[Work to complete]: Search the records for the string "section", then copy each line where it appears.

[Supplied entries]:

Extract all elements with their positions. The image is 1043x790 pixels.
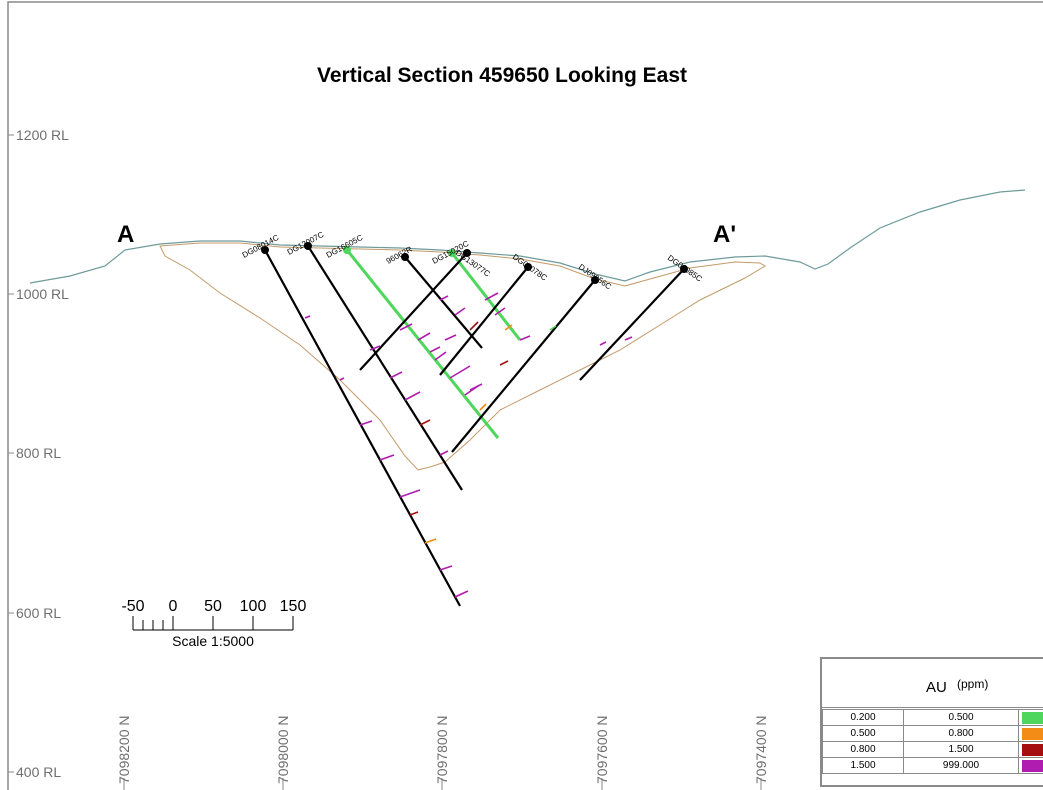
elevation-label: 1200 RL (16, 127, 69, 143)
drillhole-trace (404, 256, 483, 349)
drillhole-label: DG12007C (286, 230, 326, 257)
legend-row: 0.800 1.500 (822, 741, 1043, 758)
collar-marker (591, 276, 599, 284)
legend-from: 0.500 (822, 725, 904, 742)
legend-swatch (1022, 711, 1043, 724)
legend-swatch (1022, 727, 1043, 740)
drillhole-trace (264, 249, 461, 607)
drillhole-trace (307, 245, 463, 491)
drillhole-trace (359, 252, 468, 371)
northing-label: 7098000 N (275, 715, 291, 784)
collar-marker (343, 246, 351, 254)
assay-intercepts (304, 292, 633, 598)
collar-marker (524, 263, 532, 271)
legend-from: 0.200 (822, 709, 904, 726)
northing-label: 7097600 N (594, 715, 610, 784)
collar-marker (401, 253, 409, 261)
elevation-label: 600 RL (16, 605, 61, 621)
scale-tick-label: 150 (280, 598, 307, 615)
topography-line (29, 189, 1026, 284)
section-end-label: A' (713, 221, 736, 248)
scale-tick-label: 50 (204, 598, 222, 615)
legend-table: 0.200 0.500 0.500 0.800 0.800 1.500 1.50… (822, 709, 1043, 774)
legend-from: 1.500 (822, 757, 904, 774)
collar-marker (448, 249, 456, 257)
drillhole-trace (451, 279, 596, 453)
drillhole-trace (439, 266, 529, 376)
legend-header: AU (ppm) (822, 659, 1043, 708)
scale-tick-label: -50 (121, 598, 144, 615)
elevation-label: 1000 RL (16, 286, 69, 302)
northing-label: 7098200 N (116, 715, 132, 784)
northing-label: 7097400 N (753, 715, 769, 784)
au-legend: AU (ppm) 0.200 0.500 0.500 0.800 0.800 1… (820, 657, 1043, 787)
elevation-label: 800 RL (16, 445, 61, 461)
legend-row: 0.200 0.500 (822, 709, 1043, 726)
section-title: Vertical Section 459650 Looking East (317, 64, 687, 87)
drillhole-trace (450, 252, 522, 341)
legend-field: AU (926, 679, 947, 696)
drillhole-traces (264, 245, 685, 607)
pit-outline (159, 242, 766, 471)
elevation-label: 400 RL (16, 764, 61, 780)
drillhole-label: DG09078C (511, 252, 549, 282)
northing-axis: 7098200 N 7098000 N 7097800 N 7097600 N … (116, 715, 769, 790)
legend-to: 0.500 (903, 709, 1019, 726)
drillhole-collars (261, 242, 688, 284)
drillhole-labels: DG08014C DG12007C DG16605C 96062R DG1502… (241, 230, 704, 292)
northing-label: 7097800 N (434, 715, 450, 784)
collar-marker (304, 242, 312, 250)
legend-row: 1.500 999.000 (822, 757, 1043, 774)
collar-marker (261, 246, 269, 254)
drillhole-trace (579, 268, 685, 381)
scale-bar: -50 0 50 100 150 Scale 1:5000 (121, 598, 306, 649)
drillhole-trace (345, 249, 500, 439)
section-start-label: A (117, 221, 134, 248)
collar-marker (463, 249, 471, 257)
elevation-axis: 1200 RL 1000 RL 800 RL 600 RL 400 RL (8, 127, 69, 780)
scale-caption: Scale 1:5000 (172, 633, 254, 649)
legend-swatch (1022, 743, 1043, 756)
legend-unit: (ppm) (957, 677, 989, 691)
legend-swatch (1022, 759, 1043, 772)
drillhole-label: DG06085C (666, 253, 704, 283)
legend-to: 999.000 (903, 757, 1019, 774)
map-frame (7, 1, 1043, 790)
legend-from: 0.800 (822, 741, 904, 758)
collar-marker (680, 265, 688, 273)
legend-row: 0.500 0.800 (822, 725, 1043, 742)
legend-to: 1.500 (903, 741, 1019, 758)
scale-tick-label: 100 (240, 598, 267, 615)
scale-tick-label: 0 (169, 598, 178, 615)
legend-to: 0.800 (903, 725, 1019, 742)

[Task solution]:
section-end-label: A' (713, 221, 736, 248)
section-title: Vertical Section 459650 Looking East (317, 64, 687, 87)
section-start-label: A (117, 221, 134, 248)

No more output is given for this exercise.